**DATA SHOWN**:
>>
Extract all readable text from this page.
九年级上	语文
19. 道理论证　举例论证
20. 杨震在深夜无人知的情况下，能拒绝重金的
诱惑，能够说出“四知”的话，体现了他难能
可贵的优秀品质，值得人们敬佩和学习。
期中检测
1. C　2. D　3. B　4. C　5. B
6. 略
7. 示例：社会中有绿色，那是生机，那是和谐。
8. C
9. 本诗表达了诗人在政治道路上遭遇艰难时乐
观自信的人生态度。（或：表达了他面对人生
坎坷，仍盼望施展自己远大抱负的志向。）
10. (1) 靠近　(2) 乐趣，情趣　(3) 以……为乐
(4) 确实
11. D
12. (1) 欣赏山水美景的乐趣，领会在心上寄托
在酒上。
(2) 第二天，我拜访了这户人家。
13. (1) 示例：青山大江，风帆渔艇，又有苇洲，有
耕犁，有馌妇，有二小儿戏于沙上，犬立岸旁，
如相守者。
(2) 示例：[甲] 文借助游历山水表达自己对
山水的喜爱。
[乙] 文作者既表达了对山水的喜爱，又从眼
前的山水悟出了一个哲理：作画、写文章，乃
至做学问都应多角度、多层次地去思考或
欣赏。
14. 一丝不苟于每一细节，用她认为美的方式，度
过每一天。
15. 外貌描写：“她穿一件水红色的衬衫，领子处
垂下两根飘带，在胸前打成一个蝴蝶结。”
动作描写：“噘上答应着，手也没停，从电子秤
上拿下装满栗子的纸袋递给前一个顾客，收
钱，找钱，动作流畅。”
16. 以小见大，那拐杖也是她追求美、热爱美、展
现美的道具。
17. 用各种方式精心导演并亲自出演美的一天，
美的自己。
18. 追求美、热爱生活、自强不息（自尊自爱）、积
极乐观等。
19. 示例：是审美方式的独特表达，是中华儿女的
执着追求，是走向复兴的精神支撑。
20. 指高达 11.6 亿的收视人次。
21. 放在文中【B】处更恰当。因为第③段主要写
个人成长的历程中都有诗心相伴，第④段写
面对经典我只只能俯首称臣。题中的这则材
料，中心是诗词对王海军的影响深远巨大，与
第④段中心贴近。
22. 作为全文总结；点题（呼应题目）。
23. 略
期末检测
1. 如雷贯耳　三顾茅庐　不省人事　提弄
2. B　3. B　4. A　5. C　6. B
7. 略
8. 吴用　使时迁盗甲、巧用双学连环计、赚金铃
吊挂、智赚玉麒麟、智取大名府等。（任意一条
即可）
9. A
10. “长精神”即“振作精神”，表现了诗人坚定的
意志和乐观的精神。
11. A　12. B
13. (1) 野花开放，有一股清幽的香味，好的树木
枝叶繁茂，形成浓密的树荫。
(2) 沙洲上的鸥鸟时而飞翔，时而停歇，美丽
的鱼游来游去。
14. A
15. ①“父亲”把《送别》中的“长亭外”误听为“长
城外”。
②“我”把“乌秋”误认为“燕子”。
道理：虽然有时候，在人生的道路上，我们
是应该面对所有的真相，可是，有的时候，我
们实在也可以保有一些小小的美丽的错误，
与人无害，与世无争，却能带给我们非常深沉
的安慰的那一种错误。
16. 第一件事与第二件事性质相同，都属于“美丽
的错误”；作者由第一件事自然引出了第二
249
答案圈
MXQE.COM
<<
**INSTRUCTIONS FOR THE TASK**:
Quote all of the entries exactly as they appear.

**EXPECTED ANSWER**:
Extract all readable text from this page.
九年级上	语文
19. 道理论证　举例论证
20. 杨震在深夜无人知的情况下，能拒绝重金的
诱惑，能够说出“四知”的话，体现了他难能
可贵的优秀品质，值得人们敬佩和学习。
期中检测
1. C　2. D　3. B　4. C　5. B
6. 略
7. 示例：社会中有绿色，那是生机，那是和谐。
8. C
9. 本诗表达了诗人在政治道路上遭遇艰难时乐
观自信的人生态度。（或：表达了他面对人生
坎坷，仍盼望施展自己远大抱负的志向。）
10. (1) 靠近　(2) 乐趣，情趣　(3) 以……为乐
(4) 确实
11. D
12. (1) 欣赏山水美景的乐趣，领会在心上寄托
在酒上。
(2) 第二天，我拜访了这户人家。
13. (1) 示例：青山大江，风帆渔艇，又有苇洲，有
耕犁，有馌妇，有二小儿戏于沙上，犬立岸旁，
如相守者。
(2) 示例：[甲] 文借助游历山水表达自己对
山水的喜爱。
[乙] 文作者既表达了对山水的喜爱，又从眼
前的山水悟出了一个哲理：作画、写文章，乃
至做学问都应多角度、多层次地去思考或
欣赏。
14. 一丝不苟于每一细节，用她认为美的方式，度
过每一天。
15. 外貌描写：“她穿一件水红色的衬衫，领子处
垂下两根飘带，在胸前打成一个蝴蝶结。”
动作描写：“噘上答应着，手也没停，从电子秤
上拿下装满栗子的纸袋递给前一个顾客，收
钱，找钱，动作流畅。”
16. 以小见大，那拐杖也是她追求美、热爱美、展
现美的道具。
17. 用各种方式精心导演并亲自出演美的一天，
美的自己。
18. 追求美、热爱生活、自强不息（自尊自爱）、积
极乐观等。
19. 示例：是审美方式的独特表达，是中华儿女的
执着追求，是走向复兴的精神支撑。
20. 指高达 11.6 亿的收视人次。
21. 放在文中【B】处更恰当。因为第③段主要写
个人成长的历程中都有诗心相伴，第④段写
面对经典我只只能俯首称臣。题中的这则材
料，中心是诗词对王海军的影响深远巨大，与
第④段中心贴近。
22. 作为全文总结；点题（呼应题目）。
23. 略
期末检测
1. 如雷贯耳　三顾茅庐　不省人事　提弄
2. B　3. B　4. A　5. C　6. B
7. 略
8. 吴用　使时迁盗甲、巧用双学连环计、赚金铃
吊挂、智赚玉麒麟、智取大名府等。（任意一条
即可）
9. A
10. “长精神”即“振作精神”，表现了诗人坚定的
意志和乐观的精神。
11. A　12. B
13. (1) 野花开放，有一股清幽的香味，好的树木
枝叶繁茂，形成浓密的树荫。
(2) 沙洲上的鸥鸟时而飞翔，时而停歇，美丽
的鱼游来游去。
14. A
15. ①“父亲”把《送别》中的“长亭外”误听为“长
城外”。
②“我”把“乌秋”误认为“燕子”。
道理：虽然有时候，在人生的道路上，我们
是应该面对所有的真相，可是，有的时候，我
们实在也可以保有一些小小的美丽的错误，
与人无害，与世无争，却能带给我们非常深沉
的安慰的那一种错误。
16. 第一件事与第二件事性质相同，都属于“美丽
的错误”；作者由第一件事自然引出了第二
249
答案圈
MXQE.COM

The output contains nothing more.